WHAT THE TASK REQUIRES:
In the records that follow, show each line where the word "売上債権回転率" is present.

— START GIVEN INFORMATION —

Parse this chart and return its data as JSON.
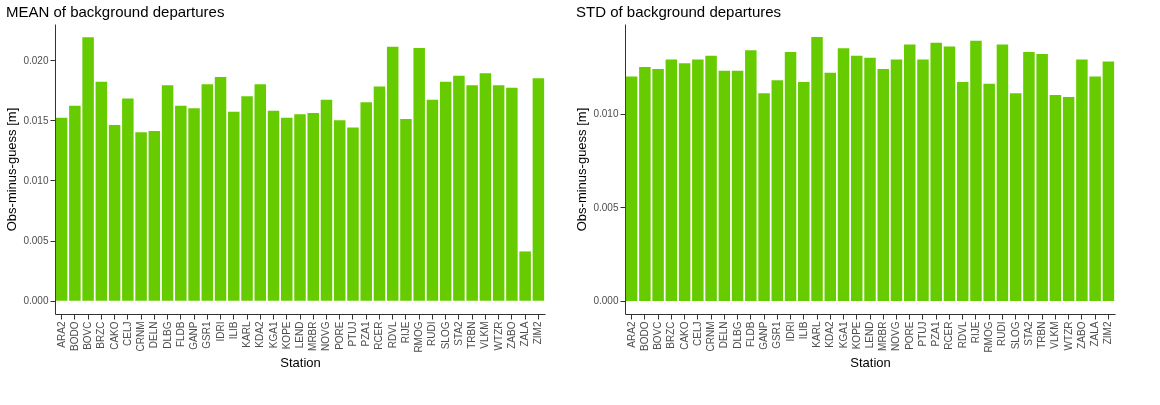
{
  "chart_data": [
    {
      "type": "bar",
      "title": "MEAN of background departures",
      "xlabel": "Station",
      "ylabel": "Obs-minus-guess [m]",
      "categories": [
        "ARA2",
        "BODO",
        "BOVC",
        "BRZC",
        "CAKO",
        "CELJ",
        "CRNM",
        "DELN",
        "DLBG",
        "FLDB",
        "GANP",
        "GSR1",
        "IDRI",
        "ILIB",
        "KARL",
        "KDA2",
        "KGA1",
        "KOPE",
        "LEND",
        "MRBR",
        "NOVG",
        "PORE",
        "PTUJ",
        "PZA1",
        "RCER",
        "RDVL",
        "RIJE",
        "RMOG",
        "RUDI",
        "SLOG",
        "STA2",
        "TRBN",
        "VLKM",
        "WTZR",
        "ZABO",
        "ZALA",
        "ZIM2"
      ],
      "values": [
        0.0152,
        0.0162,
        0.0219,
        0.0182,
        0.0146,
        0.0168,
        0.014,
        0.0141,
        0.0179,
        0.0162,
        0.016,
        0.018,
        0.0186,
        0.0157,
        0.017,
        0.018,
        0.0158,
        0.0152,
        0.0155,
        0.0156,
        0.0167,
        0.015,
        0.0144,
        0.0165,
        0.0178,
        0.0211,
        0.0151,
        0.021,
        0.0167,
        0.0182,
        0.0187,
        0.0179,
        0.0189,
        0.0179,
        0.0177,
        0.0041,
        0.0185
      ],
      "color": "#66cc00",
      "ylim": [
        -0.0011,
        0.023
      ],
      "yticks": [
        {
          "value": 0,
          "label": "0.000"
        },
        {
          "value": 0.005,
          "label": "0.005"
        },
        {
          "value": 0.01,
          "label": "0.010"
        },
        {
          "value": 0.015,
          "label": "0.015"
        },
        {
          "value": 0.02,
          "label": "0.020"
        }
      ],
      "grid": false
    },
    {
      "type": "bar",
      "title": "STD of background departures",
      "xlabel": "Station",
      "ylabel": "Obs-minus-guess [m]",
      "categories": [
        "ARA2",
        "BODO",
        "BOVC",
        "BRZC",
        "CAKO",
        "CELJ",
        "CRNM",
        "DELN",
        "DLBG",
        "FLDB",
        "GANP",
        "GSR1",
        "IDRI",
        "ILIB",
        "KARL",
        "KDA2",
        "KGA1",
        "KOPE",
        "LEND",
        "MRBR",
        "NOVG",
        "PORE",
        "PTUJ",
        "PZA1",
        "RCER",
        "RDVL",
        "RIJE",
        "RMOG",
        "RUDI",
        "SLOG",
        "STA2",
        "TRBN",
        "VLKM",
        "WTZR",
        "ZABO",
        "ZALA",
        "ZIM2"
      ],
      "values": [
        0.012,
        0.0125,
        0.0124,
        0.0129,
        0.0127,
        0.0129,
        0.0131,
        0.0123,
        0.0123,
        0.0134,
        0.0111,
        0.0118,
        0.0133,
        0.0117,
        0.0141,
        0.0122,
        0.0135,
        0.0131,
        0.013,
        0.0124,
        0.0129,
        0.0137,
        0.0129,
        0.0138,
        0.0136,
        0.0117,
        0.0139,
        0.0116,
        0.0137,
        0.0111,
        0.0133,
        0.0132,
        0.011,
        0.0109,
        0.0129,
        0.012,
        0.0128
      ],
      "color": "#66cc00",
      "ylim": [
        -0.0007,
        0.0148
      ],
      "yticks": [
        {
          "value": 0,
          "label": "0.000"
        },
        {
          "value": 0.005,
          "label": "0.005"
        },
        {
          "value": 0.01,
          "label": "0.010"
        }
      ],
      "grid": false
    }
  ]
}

— END GIVEN INFORMATION —
— START GIVEN INFORMATION —

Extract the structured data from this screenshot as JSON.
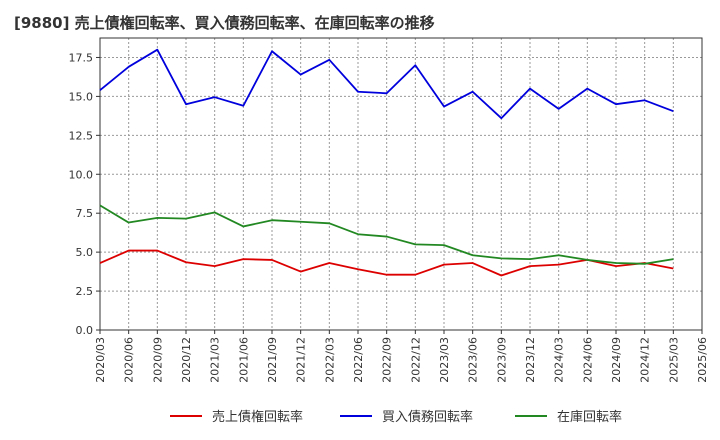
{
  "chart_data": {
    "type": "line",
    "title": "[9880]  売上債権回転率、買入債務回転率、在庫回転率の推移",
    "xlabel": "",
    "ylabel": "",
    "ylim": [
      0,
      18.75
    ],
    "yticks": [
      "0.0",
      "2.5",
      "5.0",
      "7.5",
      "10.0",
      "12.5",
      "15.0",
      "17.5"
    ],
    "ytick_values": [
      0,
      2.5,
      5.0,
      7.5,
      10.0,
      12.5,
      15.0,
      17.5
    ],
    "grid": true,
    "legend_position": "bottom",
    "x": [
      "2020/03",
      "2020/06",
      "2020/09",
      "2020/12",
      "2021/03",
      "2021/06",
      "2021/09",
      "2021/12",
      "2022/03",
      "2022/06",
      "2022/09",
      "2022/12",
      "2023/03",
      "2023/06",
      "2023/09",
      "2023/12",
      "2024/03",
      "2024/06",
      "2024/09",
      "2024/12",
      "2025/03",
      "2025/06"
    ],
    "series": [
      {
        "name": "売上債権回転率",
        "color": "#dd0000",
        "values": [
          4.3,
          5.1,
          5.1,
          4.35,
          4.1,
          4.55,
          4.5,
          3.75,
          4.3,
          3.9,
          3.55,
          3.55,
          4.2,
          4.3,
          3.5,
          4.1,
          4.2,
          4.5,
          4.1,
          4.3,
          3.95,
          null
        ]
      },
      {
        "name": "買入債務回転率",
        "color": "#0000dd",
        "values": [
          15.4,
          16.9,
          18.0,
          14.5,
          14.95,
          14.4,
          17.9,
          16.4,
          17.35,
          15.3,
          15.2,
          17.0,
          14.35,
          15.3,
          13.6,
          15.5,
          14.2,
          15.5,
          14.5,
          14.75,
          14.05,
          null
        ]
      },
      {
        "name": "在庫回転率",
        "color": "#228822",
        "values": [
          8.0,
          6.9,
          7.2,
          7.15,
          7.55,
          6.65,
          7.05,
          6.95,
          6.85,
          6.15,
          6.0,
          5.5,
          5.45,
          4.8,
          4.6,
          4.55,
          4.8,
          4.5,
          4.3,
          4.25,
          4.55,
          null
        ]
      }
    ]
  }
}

— END GIVEN INFORMATION —

CORRECT RESPONSE:
    "title": "[9880]  売上債権回転率、買入債務回転率、在庫回転率の推移",
        "name": "売上債権回転率",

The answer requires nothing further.